Problem: From the listing below, copy out each line that contains the string "chevron".
↓↓↓
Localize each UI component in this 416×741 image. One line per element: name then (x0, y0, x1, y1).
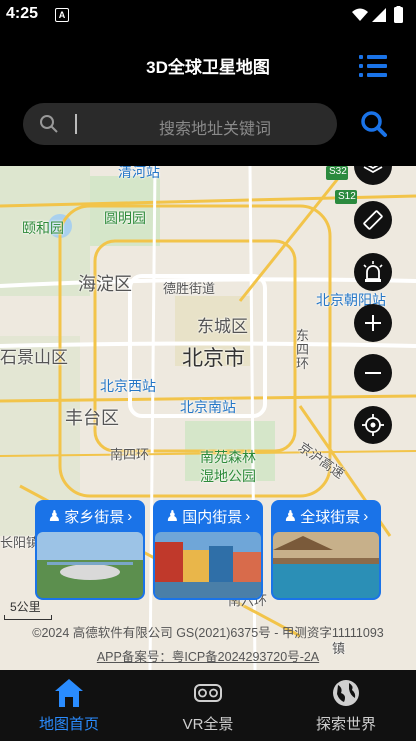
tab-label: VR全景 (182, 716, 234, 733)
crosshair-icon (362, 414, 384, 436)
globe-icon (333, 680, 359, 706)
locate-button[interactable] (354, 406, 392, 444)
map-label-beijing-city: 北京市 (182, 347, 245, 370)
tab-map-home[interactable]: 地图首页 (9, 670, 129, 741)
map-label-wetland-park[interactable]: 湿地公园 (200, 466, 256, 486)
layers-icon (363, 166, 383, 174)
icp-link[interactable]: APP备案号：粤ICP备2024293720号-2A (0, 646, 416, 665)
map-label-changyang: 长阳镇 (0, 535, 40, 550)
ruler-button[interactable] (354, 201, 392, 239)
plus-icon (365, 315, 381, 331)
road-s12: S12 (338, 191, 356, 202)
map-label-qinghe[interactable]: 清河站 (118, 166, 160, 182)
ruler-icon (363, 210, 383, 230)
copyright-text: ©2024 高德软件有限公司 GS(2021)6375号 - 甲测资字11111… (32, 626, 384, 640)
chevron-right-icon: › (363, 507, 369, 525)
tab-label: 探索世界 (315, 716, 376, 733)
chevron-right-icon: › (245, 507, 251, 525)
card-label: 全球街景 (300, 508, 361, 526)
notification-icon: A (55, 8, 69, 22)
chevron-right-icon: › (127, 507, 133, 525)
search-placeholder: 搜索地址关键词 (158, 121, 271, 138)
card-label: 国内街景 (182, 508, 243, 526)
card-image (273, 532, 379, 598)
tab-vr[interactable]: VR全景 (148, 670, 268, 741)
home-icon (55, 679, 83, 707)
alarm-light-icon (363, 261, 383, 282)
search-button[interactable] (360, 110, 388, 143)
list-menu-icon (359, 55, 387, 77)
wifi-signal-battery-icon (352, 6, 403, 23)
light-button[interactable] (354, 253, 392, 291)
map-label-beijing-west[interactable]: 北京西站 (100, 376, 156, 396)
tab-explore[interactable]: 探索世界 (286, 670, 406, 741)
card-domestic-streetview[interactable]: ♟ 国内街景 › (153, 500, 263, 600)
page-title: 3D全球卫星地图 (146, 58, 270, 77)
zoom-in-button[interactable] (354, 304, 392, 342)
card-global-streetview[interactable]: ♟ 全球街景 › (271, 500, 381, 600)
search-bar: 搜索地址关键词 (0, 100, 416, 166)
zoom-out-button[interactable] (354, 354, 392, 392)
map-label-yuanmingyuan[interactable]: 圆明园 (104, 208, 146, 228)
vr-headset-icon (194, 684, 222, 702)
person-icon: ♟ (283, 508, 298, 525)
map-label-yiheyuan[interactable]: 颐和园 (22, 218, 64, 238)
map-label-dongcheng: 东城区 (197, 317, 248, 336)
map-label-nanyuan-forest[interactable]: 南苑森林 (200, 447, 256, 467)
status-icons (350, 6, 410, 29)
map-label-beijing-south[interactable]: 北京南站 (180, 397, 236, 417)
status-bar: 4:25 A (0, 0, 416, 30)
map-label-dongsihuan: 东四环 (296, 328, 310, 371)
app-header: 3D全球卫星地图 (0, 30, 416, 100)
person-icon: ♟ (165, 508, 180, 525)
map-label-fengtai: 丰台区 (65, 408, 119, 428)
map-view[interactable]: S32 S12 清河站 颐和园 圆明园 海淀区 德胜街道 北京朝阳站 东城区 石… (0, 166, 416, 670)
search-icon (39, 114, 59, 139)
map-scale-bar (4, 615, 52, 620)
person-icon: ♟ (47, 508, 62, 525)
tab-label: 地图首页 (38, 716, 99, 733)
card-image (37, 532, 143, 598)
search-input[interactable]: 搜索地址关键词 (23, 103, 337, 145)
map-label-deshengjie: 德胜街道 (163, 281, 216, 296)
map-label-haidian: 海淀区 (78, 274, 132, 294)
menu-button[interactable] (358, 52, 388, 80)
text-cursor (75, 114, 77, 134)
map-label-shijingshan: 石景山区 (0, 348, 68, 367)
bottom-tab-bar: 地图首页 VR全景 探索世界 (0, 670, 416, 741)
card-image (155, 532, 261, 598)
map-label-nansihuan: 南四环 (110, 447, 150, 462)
↑↑↑
Solved problem:
chevron-right-icon: › (363, 507, 369, 525)
chevron-right-icon: › (245, 507, 251, 525)
chevron-right-icon: › (127, 507, 133, 525)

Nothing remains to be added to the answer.